Would you extract the whole listing below and retype it exactly?

— Begin EXERCISE INPUTS —

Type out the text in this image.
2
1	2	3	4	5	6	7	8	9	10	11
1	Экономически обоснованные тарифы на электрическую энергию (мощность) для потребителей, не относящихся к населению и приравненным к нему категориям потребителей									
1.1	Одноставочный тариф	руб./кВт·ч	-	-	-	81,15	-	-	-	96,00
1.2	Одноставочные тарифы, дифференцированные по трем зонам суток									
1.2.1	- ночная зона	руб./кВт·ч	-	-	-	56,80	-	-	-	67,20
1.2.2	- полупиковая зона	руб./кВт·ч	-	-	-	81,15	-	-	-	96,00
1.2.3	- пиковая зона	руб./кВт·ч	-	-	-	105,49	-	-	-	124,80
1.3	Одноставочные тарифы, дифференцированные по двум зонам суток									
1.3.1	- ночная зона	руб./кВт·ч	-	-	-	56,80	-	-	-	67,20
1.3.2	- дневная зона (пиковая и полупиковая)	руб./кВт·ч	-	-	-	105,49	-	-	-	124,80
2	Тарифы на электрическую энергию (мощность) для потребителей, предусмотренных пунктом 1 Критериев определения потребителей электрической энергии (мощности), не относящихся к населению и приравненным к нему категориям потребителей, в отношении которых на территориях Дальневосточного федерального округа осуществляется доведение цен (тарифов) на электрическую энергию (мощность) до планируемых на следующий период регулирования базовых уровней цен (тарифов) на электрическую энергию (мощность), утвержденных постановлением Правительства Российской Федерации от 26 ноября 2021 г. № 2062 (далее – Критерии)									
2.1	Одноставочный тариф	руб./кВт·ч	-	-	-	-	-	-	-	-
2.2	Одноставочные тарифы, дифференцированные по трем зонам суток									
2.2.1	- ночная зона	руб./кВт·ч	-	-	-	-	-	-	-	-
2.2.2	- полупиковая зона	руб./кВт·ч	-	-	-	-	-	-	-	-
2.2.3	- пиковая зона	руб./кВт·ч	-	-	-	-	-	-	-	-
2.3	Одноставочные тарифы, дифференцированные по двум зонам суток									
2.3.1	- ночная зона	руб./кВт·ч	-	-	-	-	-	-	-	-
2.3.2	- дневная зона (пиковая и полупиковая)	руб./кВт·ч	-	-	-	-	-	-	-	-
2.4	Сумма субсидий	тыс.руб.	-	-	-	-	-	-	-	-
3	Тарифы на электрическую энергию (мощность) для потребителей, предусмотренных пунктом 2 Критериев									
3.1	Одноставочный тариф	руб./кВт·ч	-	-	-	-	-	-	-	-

— End EXERCISE INPUTS —

- [CORRECT OUTPUT]
Type out the text in this image.
2
1	2	3	4	5	6	7	8	9	10	11
1	Экономически обоснованные тарифы на электрическую энергию (мощность) для потребителей, не относящихся к населению и приравненным к нему категориям потребителей									
1.1	Одноставочный тариф	руб./кВт·ч	-	-	-	81,15	-	-	-	96,00
1.2	Одноставочные тарифы, дифференцированные по трем зонам суток									
1.2.1	- ночная зона	руб./кВт·ч	-	-	-	56,80	-	-	-	67,20
1.2.2	- полупиковая зона	руб./кВт·ч	-	-	-	81,15	-	-	-	96,00
1.2.3	- пиковая зона	руб./кВт·ч	-	-	-	105,49	-	-	-	124,80
1.3	Одноставочные тарифы, дифференцированные по двум зонам суток									
1.3.1	- ночная зона	руб./кВт·ч	-	-	-	56,80	-	-	-	67,20
1.3.2	- дневная зона (пиковая и полупиковая)	руб./кВт·ч	-	-	-	105,49	-	-	-	124,80
2	Тарифы на электрическую энергию (мощность) для потребителей, предусмотренных пунктом 1 Критериев определения потребителей электрической энергии (мощности), не относящихся к населению и приравненным к нему категориям потребителей, в отношении которых на территориях Дальневосточного федерального округа осуществляется доведение цен (тарифов) на электрическую энергию (мощность) до планируемых на следующий период регулирования базовых уровней цен (тарифов) на электрическую энергию (мощность), утвержденных постановлением Правительства Российской Федерации от 26 ноября 2021 г. № 2062 (далее – Критерии)									
2.1	Одноставочный тариф	руб./кВт·ч	-	-	-	-	-	-	-	-
2.2	Одноставочные тарифы, дифференцированные по трем зонам суток									
2.2.1	- ночная зона	руб./кВт·ч	-	-	-	-	-	-	-	-
2.2.2	- полупиковая зона	руб./кВт·ч	-	-	-	-	-	-	-	-
2.2.3	- пиковая зона	руб./кВт·ч	-	-	-	-	-	-	-	-
2.3	Одноставочные тарифы, дифференцированные по двум зонам суток									
2.3.1	- ночная зона	руб./кВт·ч	-	-	-	-	-	-	-	-
2.3.2	- дневная зона (пиковая и полупиковая)	руб./кВт·ч	-	-	-	-	-	-	-	-
2.4	Сумма субсидий	тыс.руб.	-	-	-	-	-	-	-	-
3	Тарифы на электрическую энергию (мощность) для потребителей, предусмотренных пунктом 2 Критериев									
3.1	Одноставочный тариф	руб./кВт·ч	-	-	-	-	-	-	-	-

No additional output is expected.